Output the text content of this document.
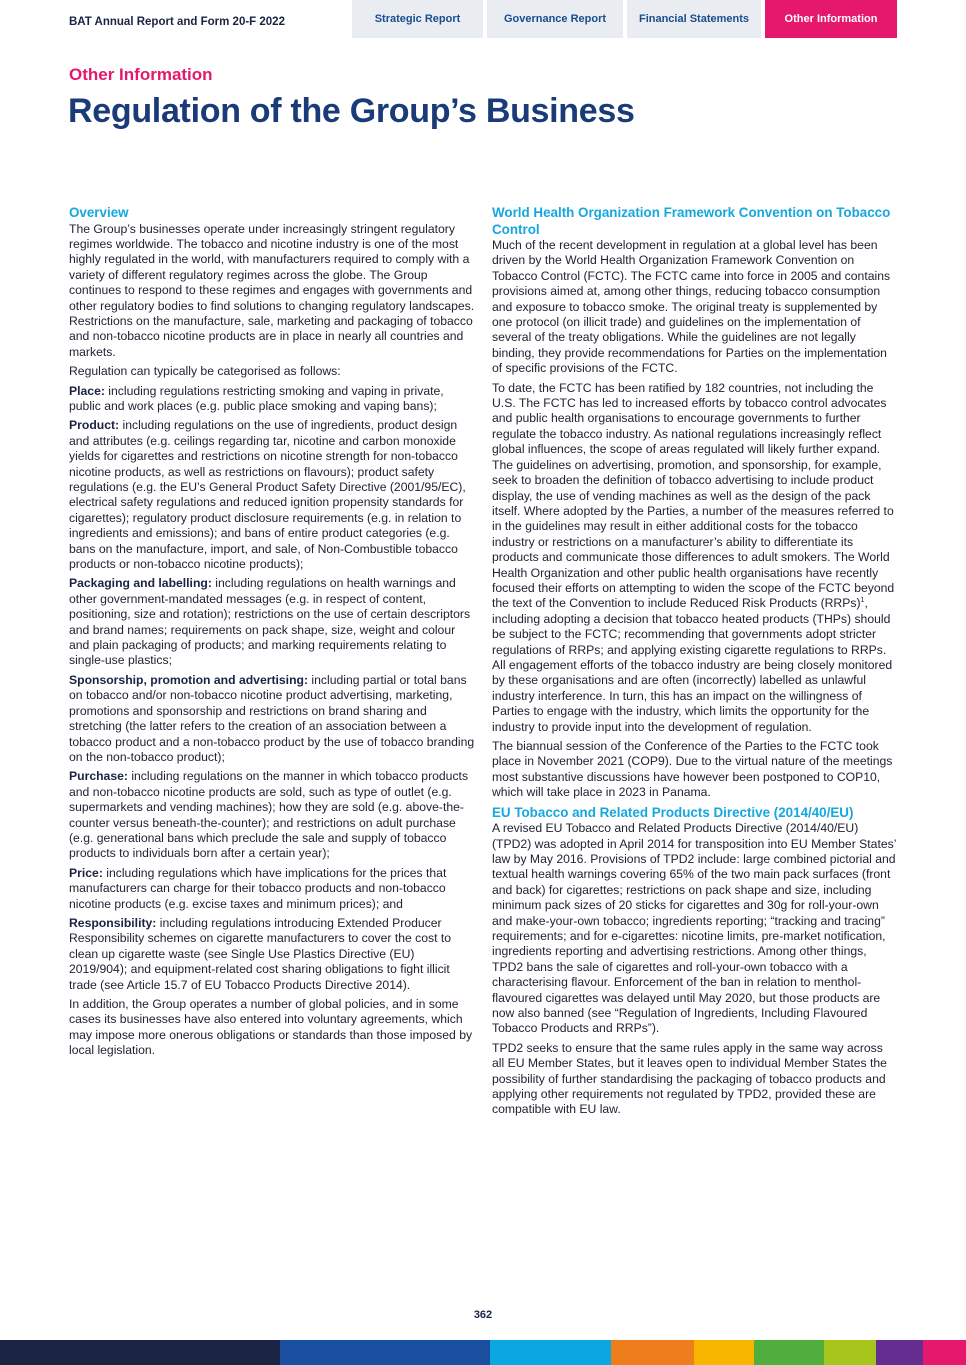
BAT Annual Report and Form 20-F 2022	Strategic Report	Governance Report	Financial Statements	Other Information
Other Information
Regulation of the Group’s Business
Overview

The Group’s businesses operate under increasingly stringent regulatory regimes worldwide. The tobacco and nicotine industry is one of the most highly regulated in the world, with manufacturers required to comply with a variety of different regulatory regimes across the globe. The Group continues to respond to these regimes and engages with governments and other regulatory bodies to find solutions to changing regulatory landscapes. Restrictions on the manufacture, sale, marketing and packaging of tobacco and non-tobacco nicotine products are in place in nearly all countries and markets.

Regulation can typically be categorised as follows:

Place: including regulations restricting smoking and vaping in private, public and work places (e.g. public place smoking and vaping bans);

Product: including regulations on the use of ingredients, product design and attributes (e.g. ceilings regarding tar, nicotine and carbon monoxide yields for cigarettes and restrictions on nicotine strength for non-tobacco nicotine products, as well as restrictions on flavours); product safety regulations (e.g. the EU’s General Product Safety Directive (2001/95/EC), electrical safety regulations and reduced ignition propensity standards for cigarettes); regulatory product disclosure requirements (e.g. in relation to ingredients and emissions); and bans of entire product categories (e.g. bans on the manufacture, import, and sale, of Non-Combustible tobacco products or non-tobacco nicotine products);

Packaging and labelling: including regulations on health warnings and other government-mandated messages (e.g. in respect of content, positioning, size and rotation); restrictions on the use of certain descriptors and brand names; requirements on pack shape, size, weight and colour and plain packaging of products; and marking requirements relating to single-use plastics;

Sponsorship, promotion and advertising: including partial or total bans on tobacco and/or non-tobacco nicotine product advertising, marketing, promotions and sponsorship and restrictions on brand sharing and stretching (the latter refers to the creation of an association between a tobacco product and a non-tobacco product by the use of tobacco branding on the non-tobacco product);

Purchase: including regulations on the manner in which tobacco products and non-tobacco nicotine products are sold, such as type of outlet (e.g. supermarkets and vending machines); how they are sold (e.g. above-the-counter versus beneath-the-counter); and restrictions on adult purchase (e.g. generational bans which preclude the sale and supply of tobacco products to individuals born after a certain year);

Price: including regulations which have implications for the prices that manufacturers can charge for their tobacco products and non-tobacco nicotine products (e.g. excise taxes and minimum prices); and

Responsibility: including regulations introducing Extended Producer Responsibility schemes on cigarette manufacturers to cover the cost to clean up cigarette waste (see Single Use Plastics Directive (EU) 2019/904); and equipment-related cost sharing obligations to fight illicit trade (see Article 15.7 of EU Tobacco Products Directive 2014).

In addition, the Group operates a number of global policies, and in some cases its businesses have also entered into voluntary agreements, which may impose more onerous obligations or standards than those imposed by local legislation.

World Health Organization Framework Convention on Tobacco Control

Much of the recent development in regulation at a global level has been driven by the World Health Organization Framework Convention on Tobacco Control (FCTC). The FCTC came into force in 2005 and contains provisions aimed at, among other things, reducing tobacco consumption and exposure to tobacco smoke. The original treaty is supplemented by one protocol (on illicit trade) and guidelines on the implementation of several of the treaty obligations. While the guidelines are not legally binding, they provide recommendations for Parties on the implementation of specific provisions of the FCTC.

To date, the FCTC has been ratified by 182 countries, not including the U.S. The FCTC has led to increased efforts by tobacco control advocates and public health organisations to encourage governments to further regulate the tobacco industry. As national regulations increasingly reflect global influences, the scope of areas regulated will likely further expand. The guidelines on advertising, promotion, and sponsorship, for example, seek to broaden the definition of tobacco advertising to include product display, the use of vending machines as well as the design of the pack itself. Where adopted by the Parties, a number of the measures referred to in the guidelines may result in either additional costs for the tobacco industry or restrictions on a manufacturer’s ability to differentiate its products and communicate those differences to adult smokers. The World Health Organization and other public health organisations have recently focused their efforts on attempting to widen the scope of the FCTC beyond the text of the Convention to include Reduced Risk Products (RRPs)$^1$, including adopting a decision that tobacco heated products (THPs) should be subject to the FCTC; recommending that governments adopt stricter regulations of RRPs; and applying existing cigarette regulations to RRPs. All engagement efforts of the tobacco industry are being closely monitored by these organisations and are often (incorrectly) labelled as unlawful industry interference. In turn, this has an impact on the willingness of Parties to engage with the industry, which limits the opportunity for the industry to provide input into the development of regulation.

The biannual session of the Conference of the Parties to the FCTC took place in November 2021 (COP9). Due to the virtual nature of the meetings most substantive discussions have however been postponed to COP10, which will take place in 2023 in Panama.

EU Tobacco and Related Products Directive (2014/40/EU)

A revised EU Tobacco and Related Products Directive (2014/40/EU) (TPD2) was adopted in April 2014 for transposition into EU Member States’ law by May 2016. Provisions of TPD2 include: large combined pictorial and textual health warnings covering 65% of the two main pack surfaces (front and back) for cigarettes; restrictions on pack shape and size, including minimum pack sizes of 20 sticks for cigarettes and 30g for roll-your-own and make-your-own tobacco; ingredients reporting; “tracking and tracing” requirements; and for e-cigarettes: nicotine limits, pre-market notification, ingredients reporting and advertising restrictions. Among other things, TPD2 bans the sale of cigarettes and roll-your-own tobacco with a characterising flavour. Enforcement of the ban in relation to menthol-flavoured cigarettes was delayed until May 2020, but those products are now also banned (see “Regulation of Ingredients, Including Flavoured Tobacco Products and RRPs”).

TPD2 seeks to ensure that the same rules apply in the same way across all EU Member States, but it leaves open to individual Member States the possibility of further standardising the packaging of tobacco products and applying other requirements not regulated by TPD2, provided these are compatible with EU law.

362
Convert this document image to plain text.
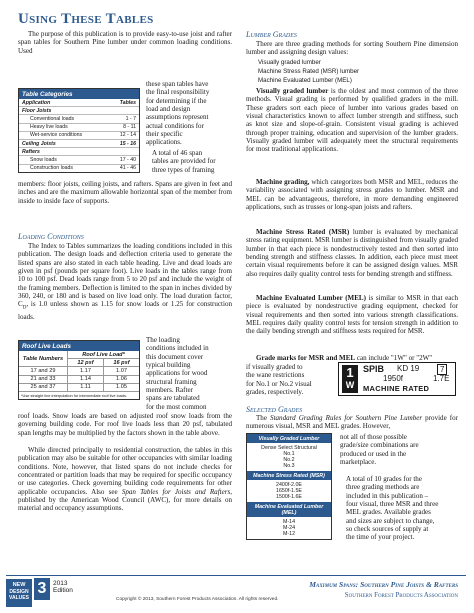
Using These Tables
The purpose of this publication is to provide easy-to-use joist and rafter span tables for Southern Pine lumber under common loading conditions. Used
Table Categories
Application	Tables
Floor Joists
Conventional loads	1 - 7
Heavy live loads	8 - 11
Wet-service conditions	12 - 14
Ceiling Joists	15 - 16
Rafters
Snow loads	17 - 40
Construction loads	41 - 46
these span tables have
the final responsibility
for determining if the
load and design
assumptions represent
actual conditions for
their specific
applications.
A total of 46 span
tables are provided for
three types of framing
members: floor joists, ceiling joists, and rafters. Spans are given in feet and inches and are the maximum allowable horizontal span of the member from inside to inside face of supports.
Loading Conditions
The Index to Tables summarizes the loading conditions included in this publication. The design loads and deflection criteria used to generate the listed spans are also stated in each table heading. Live and dead loads are given in psf (pounds per square foot). Live loads in the tables range from 10 to 100 psf. Dead loads range from 5 to 20 psf and include the weight of the framing members. Deflection is limited to the span in inches divided by 360, 240, or 180 and is based on live load only. The load duration factor, $C_D$, is 1.0 unless shown as 1.15 for snow loads or 1.25 for construction loads.
Roof Live Loads
Table Numbers
Roof Live Load*
12 psf	16 psf
17 and 29	1.17	1.07
21 and 33	1.14	1.06
25 and 37	1.11	1.05
*Use straight line interpolation for intermediate roof live loads.
The loading
conditions included in
this document cover
typical building
applications for wood
structural framing
members. Rafter
spans are tabulated
for the most common
roof loads. Snow loads are based on adjusted roof snow loads from the governing building code. For roof live loads less than 20 psf, tabulated span lengths may be multiplied by the factors shown in the table above.
While directed principally to residential construction, the tables in this publication may also be suitable for other occupancies with similar loading conditions. Note, however, that listed spans do not include checks for concentrated or partition loads that may be required for specific occupancy or use categories. Check governing building code requirements for other applicable occupancies. Also see Span Tables for Joists and Rafters, published by the American Wood Council (AWC), for more details on material and occupancy assumptions.
Lumber Grades
There are three grading methods for sorting Southern Pine dimension lumber and assigning design values:
Visually graded lumber
Machine Stress Rated (MSR) lumber
Machine Evaluated Lumber (MEL)
Visually graded lumber is the oldest and most common of the three methods. Visual grading is performed by qualified graders in the mill. These graders sort each piece of lumber into various grades based on visual characteristics known to affect lumber strength and stiffness, such as knot size and slope-of-grain. Consistent visual grading is achieved through proper training, education and supervision of the lumber graders. Visually graded lumber will adequately meet the structural requirements for most traditional applications.
Machine grading, which categorizes both MSR and MEL, reduces the variability associated with assigning stress grades to lumber. MSR and MEL can be advantageous, therefore, in more demanding engineered applications, such as trusses or long-span joists and rafters.
Machine Stress Rated (MSR) lumber is evaluated by mechanical stress rating equipment. MSR lumber is distinguished from visually graded lumber in that each piece is nondestructively tested and then sorted into bending strength and stiffness classes. In addition, each piece must meet certain visual requirements before it can be assigned design values. MSR also requires daily quality control tests for bending strength and stiffness.
Machine Evaluated Lumber (MEL) is similar to MSR in that each piece is evaluated by nondestructive grading equipment, checked for visual requirements and then sorted into various strength classifications. MEL requires daily quality control tests for tension strength in addition to the daily bending strength and stiffness tests required for MSR.
Grade marks for MSR and MEL can include "1W" or "2W"
if visually graded to
the wane restrictions
for No.1 or No.2 visual
grades, respectively.
1
W
SPIB KD 19	7
1950f	1.7E
MACHINE RATED
Selected Grades
The Standard Grading Rules for Southern Pine Lumber provide for numerous visual, MSR and MEL grades. However,
Visually Graded Lumber
Dense Select Structural
No.1
No.2
No.3
Machine Stress Rated (MSR)
2400f-2.0E
1650f-1.5E
1500f-1.6E
Machine Evaluated Lumber (MEL)
M-14
M-24
M-12
not all of those possible
grade/size combinations are
produced or used in the
marketplace.
A total of 10 grades for the
three grading methods are
included in this publication –
four visual, three MSR and three
MEL grades. Available grades
and sizes are subject to change,
so check sources of supply at
the time of your project.
NEW
DESIGN
VALUES
3	2013
Edition
Copyright © 2013, Southern Forest Products Association. All rights reserved.
Maximum Spans: Southern Pine Joists & Rafters
Southern Forest Products Association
━━━━
### Directions for this task
Copy every line of the data that holds the string "Information".

### Task solution
BAT Annual Report and Form 20-F 2022	Strategic Report	Governance Report	Financial Statements	Other Information
Other Information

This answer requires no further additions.